▸ **WORK INSTRUCTIONS**
Transcribe the whole listing without a single picture.

--- Begin DATASET ENTRIES ---

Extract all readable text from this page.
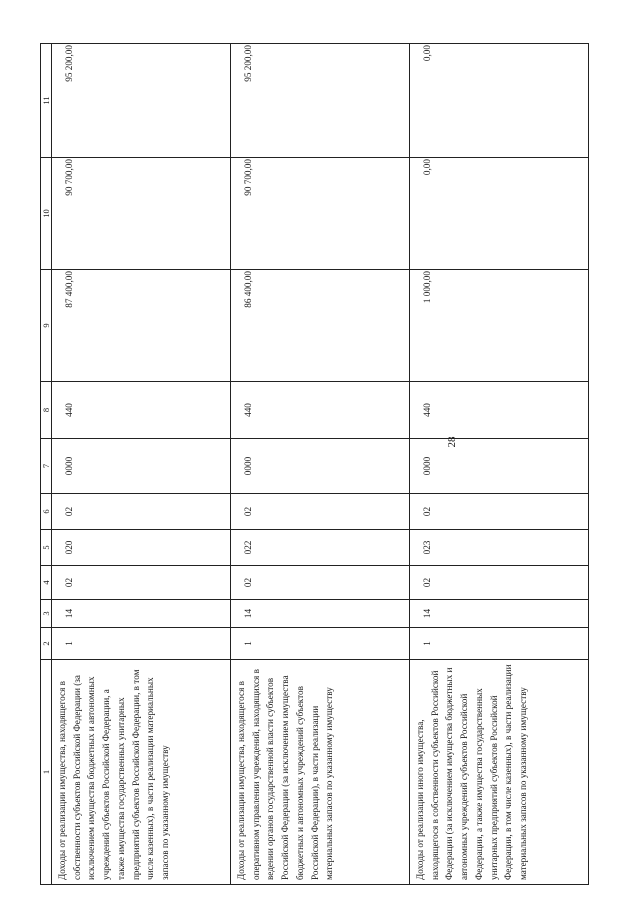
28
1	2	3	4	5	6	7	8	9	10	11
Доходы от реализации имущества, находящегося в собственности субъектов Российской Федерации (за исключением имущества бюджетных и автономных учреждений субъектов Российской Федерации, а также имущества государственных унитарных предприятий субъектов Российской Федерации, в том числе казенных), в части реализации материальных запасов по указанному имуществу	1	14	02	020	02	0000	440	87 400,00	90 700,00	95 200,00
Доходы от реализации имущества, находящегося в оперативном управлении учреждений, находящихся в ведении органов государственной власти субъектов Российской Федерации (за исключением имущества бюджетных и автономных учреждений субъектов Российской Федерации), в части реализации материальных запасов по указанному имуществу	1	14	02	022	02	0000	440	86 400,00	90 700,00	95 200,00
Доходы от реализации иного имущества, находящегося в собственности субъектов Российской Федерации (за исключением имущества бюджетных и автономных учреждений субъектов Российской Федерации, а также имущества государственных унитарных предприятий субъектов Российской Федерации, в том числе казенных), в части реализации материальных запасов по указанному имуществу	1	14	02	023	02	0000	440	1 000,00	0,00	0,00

--- End DATASET ENTRIES ---

▸ **EXERCISE SOLUTION**
Extract all readable text from this page.
28
1	2	3	4	5	6	7	8	9	10	11
Доходы от реализации имущества, находящегося в собственности субъектов Российской Федерации (за исключением имущества бюджетных и автономных учреждений субъектов Российской Федерации, а также имущества государственных унитарных предприятий субъектов Российской Федерации, в том числе казенных), в части реализации материальных запасов по указанному имуществу	1	14	02	020	02	0000	440	87 400,00	90 700,00	95 200,00
Доходы от реализации имущества, находящегося в оперативном управлении учреждений, находящихся в ведении органов государственной власти субъектов Российской Федерации (за исключением имущества бюджетных и автономных учреждений субъектов Российской Федерации), в части реализации материальных запасов по указанному имуществу	1	14	02	022	02	0000	440	86 400,00	90 700,00	95 200,00
Доходы от реализации иного имущества, находящегося в собственности субъектов Российской Федерации (за исключением имущества бюджетных и автономных учреждений субъектов Российской Федерации, а также имущества государственных унитарных предприятий субъектов Российской Федерации, в том числе казенных), в части реализации материальных запасов по указанному имуществу	1	14	02	023	02	0000	440	1 000,00	0,00	0,00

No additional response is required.